• Task to carry out: Write out the entries below once more, exactly, with the pictures left out.

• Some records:
________

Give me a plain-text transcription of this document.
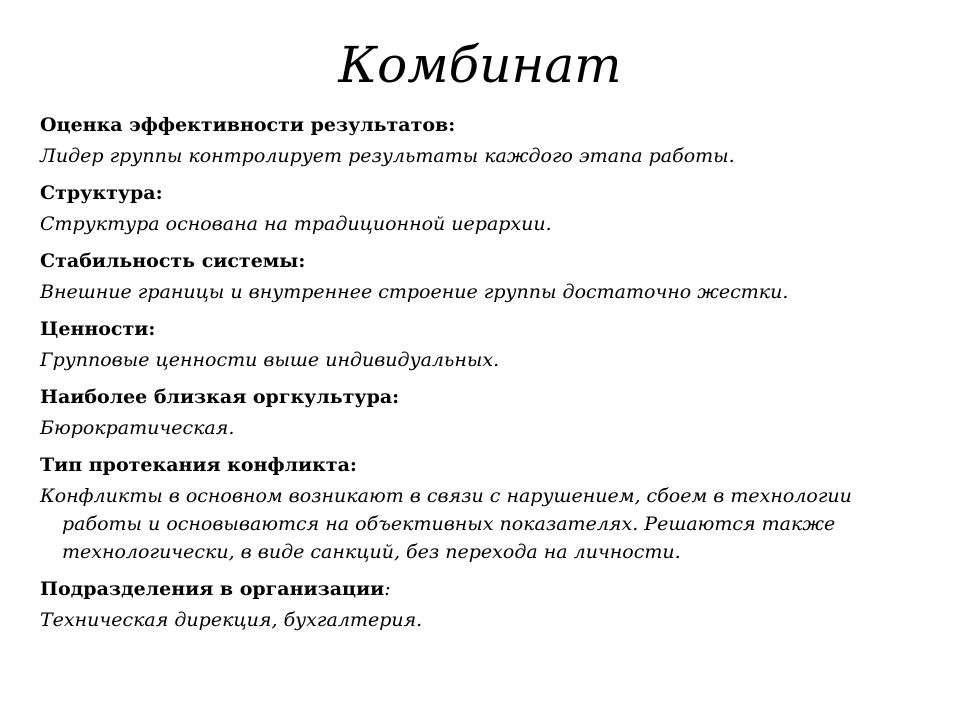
Комбинат
Оценка эффективности результатов:
Лидер группы контролирует результаты каждого этапа работы.
Структура:
Структура основана на традиционной иерархии.
Стабильность системы:
Внешние границы и внутреннее строение группы достаточно жестки.
Ценности:
Групповые ценности выше индивидуальных.
Наиболее близкая оргкультура:
Бюрократическая.
Тип протекания конфликта:
Конфликты в основном возникают в связи с нарушением, сбоем в технологии работы и основываются на объективных показателях. Решаются также технологически, в виде санкций, без перехода на личности.
Подразделения в организации:
Техническая дирекция, бухгалтерия.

________

• The result:
Give me a plain-text transcription of this document.
Комбинат
Оценка эффективности результатов:
Лидер группы контролирует результаты каждого этапа работы.
Структура:
Структура основана на традиционной иерархии.
Стабильность системы:
Внешние границы и внутреннее строение группы достаточно жестки.
Ценности:
Групповые ценности выше индивидуальных.
Наиболее близкая оргкультура:
Бюрократическая.
Тип протекания конфликта:
Конфликты в основном возникают в связи с нарушением, сбоем в технологии работы и основываются на объективных показателях. Решаются также технологически, в виде санкций, без перехода на личности.
Подразделения в организации:
Техническая дирекция, бухгалтерия.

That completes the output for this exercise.